* [Given data]
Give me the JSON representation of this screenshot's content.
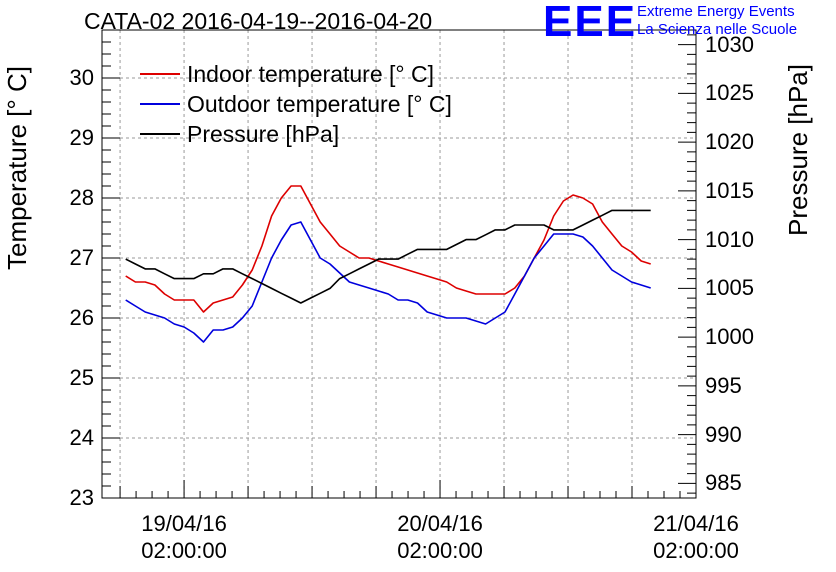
{
  "title": "CATA-02 2016-04-19--2016-04-20",
  "logo": {
    "mark": "EEE",
    "line1": "Extreme Energy Events",
    "line2": "La Scienza nelle Scuole"
  },
  "chart_data": {
    "type": "line",
    "ylabel": "Temperature [° C]",
    "y2label": "Pressure [hPa]",
    "ylim": [
      23,
      30.8
    ],
    "y2lim": [
      983.5,
      1031.5
    ],
    "yticks": [
      "23",
      "24",
      "25",
      "26",
      "27",
      "28",
      "29",
      "30"
    ],
    "y2ticks": [
      "985",
      "990",
      "995",
      "1000",
      "1005",
      "1010",
      "1015",
      "1020",
      "1025",
      "1030"
    ],
    "xlim": [
      -0.3206,
      2.0
    ],
    "xticks": [
      {
        "date": "19/04/16",
        "time": "02:00:00",
        "x": 0
      },
      {
        "date": "20/04/16",
        "time": "02:00:00",
        "x": 1
      },
      {
        "date": "21/04/16",
        "time": "02:00:00",
        "x": 2
      }
    ],
    "grid": true,
    "legend_position": "top-left",
    "series": [
      {
        "name": "Indoor temperature [° C]",
        "color": "#dd0000",
        "axis": "left",
        "x": [
          -0.228,
          -0.19,
          -0.152,
          -0.114,
          -0.076,
          -0.038,
          0.0,
          0.038,
          0.076,
          0.114,
          0.152,
          0.19,
          0.228,
          0.266,
          0.304,
          0.342,
          0.38,
          0.418,
          0.456,
          0.494,
          0.532,
          0.57,
          0.608,
          0.646,
          0.684,
          0.722,
          0.76,
          0.798,
          0.836,
          0.874,
          0.912,
          0.95,
          0.988,
          1.026,
          1.064,
          1.102,
          1.14,
          1.178,
          1.216,
          1.254,
          1.292,
          1.33,
          1.368,
          1.406,
          1.444,
          1.482,
          1.52,
          1.558,
          1.596,
          1.634,
          1.672,
          1.71,
          1.748,
          1.786,
          1.823
        ],
        "values": [
          26.7,
          26.6,
          26.6,
          26.55,
          26.4,
          26.3,
          26.3,
          26.3,
          26.1,
          26.25,
          26.3,
          26.35,
          26.55,
          26.8,
          27.2,
          27.7,
          28.0,
          28.2,
          28.2,
          27.9,
          27.6,
          27.4,
          27.2,
          27.1,
          27.0,
          27.0,
          26.95,
          26.9,
          26.85,
          26.8,
          26.75,
          26.7,
          26.65,
          26.6,
          26.5,
          26.45,
          26.4,
          26.4,
          26.4,
          26.4,
          26.5,
          26.7,
          27.0,
          27.3,
          27.7,
          27.95,
          28.05,
          28.0,
          27.9,
          27.6,
          27.4,
          27.2,
          27.1,
          26.95,
          26.9
        ]
      },
      {
        "name": "Outdoor temperature [° C]",
        "color": "#0000dd",
        "axis": "left",
        "x": [
          -0.228,
          -0.19,
          -0.152,
          -0.114,
          -0.076,
          -0.038,
          0.0,
          0.038,
          0.076,
          0.114,
          0.152,
          0.19,
          0.228,
          0.266,
          0.304,
          0.342,
          0.38,
          0.418,
          0.456,
          0.494,
          0.532,
          0.57,
          0.608,
          0.646,
          0.684,
          0.722,
          0.76,
          0.798,
          0.836,
          0.874,
          0.912,
          0.95,
          0.988,
          1.026,
          1.064,
          1.102,
          1.14,
          1.178,
          1.216,
          1.254,
          1.292,
          1.33,
          1.368,
          1.406,
          1.444,
          1.482,
          1.52,
          1.558,
          1.596,
          1.634,
          1.672,
          1.71,
          1.748,
          1.786,
          1.823
        ],
        "values": [
          26.3,
          26.2,
          26.1,
          26.05,
          26.0,
          25.9,
          25.85,
          25.75,
          25.6,
          25.8,
          25.8,
          25.85,
          26.0,
          26.2,
          26.6,
          27.0,
          27.3,
          27.55,
          27.6,
          27.3,
          27.0,
          26.9,
          26.75,
          26.6,
          26.55,
          26.5,
          26.45,
          26.4,
          26.3,
          26.3,
          26.25,
          26.1,
          26.05,
          26.0,
          26.0,
          26.0,
          25.95,
          25.9,
          26.0,
          26.1,
          26.4,
          26.7,
          27.0,
          27.2,
          27.4,
          27.4,
          27.4,
          27.35,
          27.2,
          27.0,
          26.8,
          26.7,
          26.6,
          26.55,
          26.5
        ]
      },
      {
        "name": "Pressure [hPa]",
        "color": "#000000",
        "axis": "right",
        "x": [
          -0.228,
          -0.19,
          -0.152,
          -0.114,
          -0.076,
          -0.038,
          0.0,
          0.038,
          0.076,
          0.114,
          0.152,
          0.19,
          0.228,
          0.266,
          0.304,
          0.342,
          0.38,
          0.418,
          0.456,
          0.494,
          0.532,
          0.57,
          0.608,
          0.646,
          0.684,
          0.722,
          0.76,
          0.798,
          0.836,
          0.874,
          0.912,
          0.95,
          0.988,
          1.026,
          1.064,
          1.102,
          1.14,
          1.178,
          1.216,
          1.254,
          1.292,
          1.33,
          1.368,
          1.406,
          1.444,
          1.482,
          1.52,
          1.558,
          1.596,
          1.634,
          1.672,
          1.71,
          1.748,
          1.786,
          1.823
        ],
        "values": [
          1008.0,
          1007.5,
          1007.0,
          1007.0,
          1006.5,
          1006.0,
          1006.0,
          1006.0,
          1006.5,
          1006.5,
          1007.0,
          1007.0,
          1006.5,
          1006.0,
          1005.5,
          1005.0,
          1004.5,
          1004.0,
          1003.5,
          1004.0,
          1004.5,
          1005.0,
          1006.0,
          1006.5,
          1007.0,
          1007.5,
          1008.0,
          1008.0,
          1008.0,
          1008.5,
          1009.0,
          1009.0,
          1009.0,
          1009.0,
          1009.5,
          1010.0,
          1010.0,
          1010.5,
          1011.0,
          1011.0,
          1011.5,
          1011.5,
          1011.5,
          1011.5,
          1011.0,
          1011.0,
          1011.0,
          1011.5,
          1012.0,
          1012.5,
          1013.0,
          1013.0,
          1013.0,
          1013.0,
          1013.0
        ]
      }
    ]
  }
}
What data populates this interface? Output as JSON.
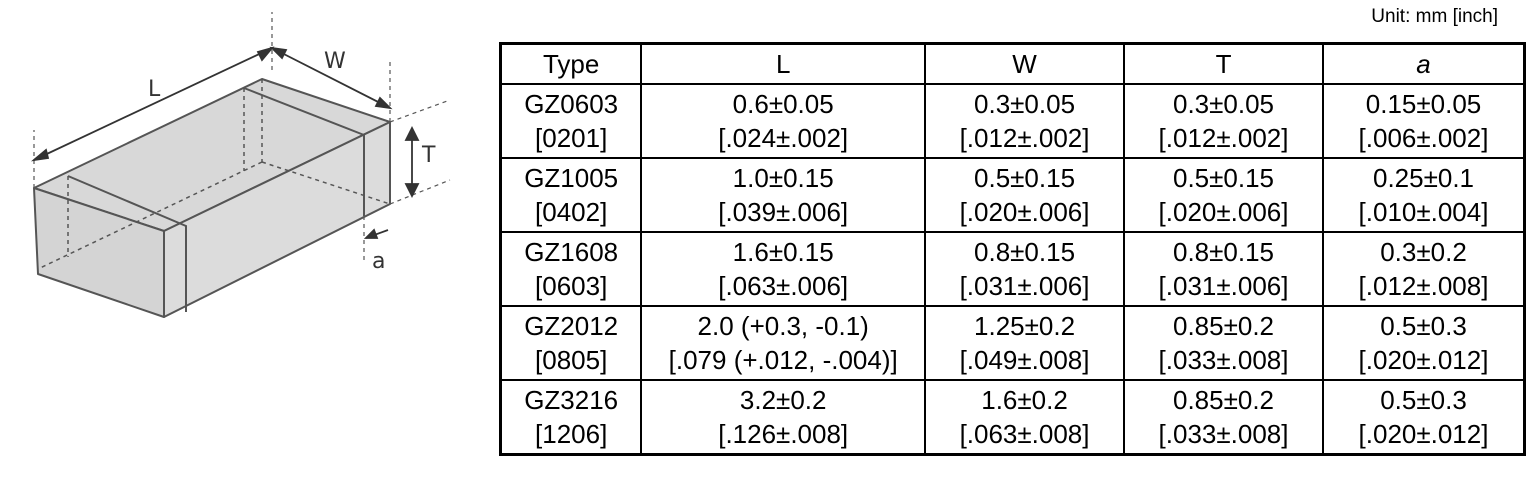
{
  "unit_note": "Unit: mm [inch]",
  "diagram_labels": {
    "length": "L",
    "width": "W",
    "thickness": "T",
    "termination": "a"
  },
  "table": {
    "headers": [
      "Type",
      "L",
      "W",
      "T",
      "a"
    ],
    "rows": [
      {
        "type": [
          "GZ0603",
          "[0201]"
        ],
        "L": [
          "0.6±0.05",
          "[.024±.002]"
        ],
        "W": [
          "0.3±0.05",
          "[.012±.002]"
        ],
        "T": [
          "0.3±0.05",
          "[.012±.002]"
        ],
        "a": [
          "0.15±0.05",
          "[.006±.002]"
        ]
      },
      {
        "type": [
          "GZ1005",
          "[0402]"
        ],
        "L": [
          "1.0±0.15",
          "[.039±.006]"
        ],
        "W": [
          "0.5±0.15",
          "[.020±.006]"
        ],
        "T": [
          "0.5±0.15",
          "[.020±.006]"
        ],
        "a": [
          "0.25±0.1",
          "[.010±.004]"
        ]
      },
      {
        "type": [
          "GZ1608",
          "[0603]"
        ],
        "L": [
          "1.6±0.15",
          "[.063±.006]"
        ],
        "W": [
          "0.8±0.15",
          "[.031±.006]"
        ],
        "T": [
          "0.8±0.15",
          "[.031±.006]"
        ],
        "a": [
          "0.3±0.2",
          "[.012±.008]"
        ]
      },
      {
        "type": [
          "GZ2012",
          "[0805]"
        ],
        "L": [
          "2.0 (+0.3, -0.1)",
          "[.079 (+.012, -.004)]"
        ],
        "W": [
          "1.25±0.2",
          "[.049±.008]"
        ],
        "T": [
          "0.85±0.2",
          "[.033±.008]"
        ],
        "a": [
          "0.5±0.3",
          "[.020±.012]"
        ]
      },
      {
        "type": [
          "GZ3216",
          "[1206]"
        ],
        "L": [
          "3.2±0.2",
          "[.126±.008]"
        ],
        "W": [
          "1.6±0.2",
          "[.063±.008]"
        ],
        "T": [
          "0.85±0.2",
          "[.033±.008]"
        ],
        "a": [
          "0.5±0.3",
          "[.020±.012]"
        ]
      }
    ]
  }
}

* [Stated exercise] Output exactly the lines from the one containing "What data populates" through the last line of the records above, both included, and leave out the pictures.

* [Task output]
What data populates this interface? Output as JSON.
{
  "unit_note": "Unit: mm [inch]",
  "diagram_labels": {
    "length": "L",
    "width": "W",
    "thickness": "T",
    "termination": "a"
  },
  "table": {
    "headers": [
      "Type",
      "L",
      "W",
      "T",
      "a"
    ],
    "rows": [
      {
        "type": [
          "GZ0603",
          "[0201]"
        ],
        "L": [
          "0.6±0.05",
          "[.024±.002]"
        ],
        "W": [
          "0.3±0.05",
          "[.012±.002]"
        ],
        "T": [
          "0.3±0.05",
          "[.012±.002]"
        ],
        "a": [
          "0.15±0.05",
          "[.006±.002]"
        ]
      },
      {
        "type": [
          "GZ1005",
          "[0402]"
        ],
        "L": [
          "1.0±0.15",
          "[.039±.006]"
        ],
        "W": [
          "0.5±0.15",
          "[.020±.006]"
        ],
        "T": [
          "0.5±0.15",
          "[.020±.006]"
        ],
        "a": [
          "0.25±0.1",
          "[.010±.004]"
        ]
      },
      {
        "type": [
          "GZ1608",
          "[0603]"
        ],
        "L": [
          "1.6±0.15",
          "[.063±.006]"
        ],
        "W": [
          "0.8±0.15",
          "[.031±.006]"
        ],
        "T": [
          "0.8±0.15",
          "[.031±.006]"
        ],
        "a": [
          "0.3±0.2",
          "[.012±.008]"
        ]
      },
      {
        "type": [
          "GZ2012",
          "[0805]"
        ],
        "L": [
          "2.0 (+0.3, -0.1)",
          "[.079 (+.012, -.004)]"
        ],
        "W": [
          "1.25±0.2",
          "[.049±.008]"
        ],
        "T": [
          "0.85±0.2",
          "[.033±.008]"
        ],
        "a": [
          "0.5±0.3",
          "[.020±.012]"
        ]
      },
      {
        "type": [
          "GZ3216",
          "[1206]"
        ],
        "L": [
          "3.2±0.2",
          "[.126±.008]"
        ],
        "W": [
          "1.6±0.2",
          "[.063±.008]"
        ],
        "T": [
          "0.85±0.2",
          "[.033±.008]"
        ],
        "a": [
          "0.5±0.3",
          "[.020±.012]"
        ]
      }
    ]
  }
}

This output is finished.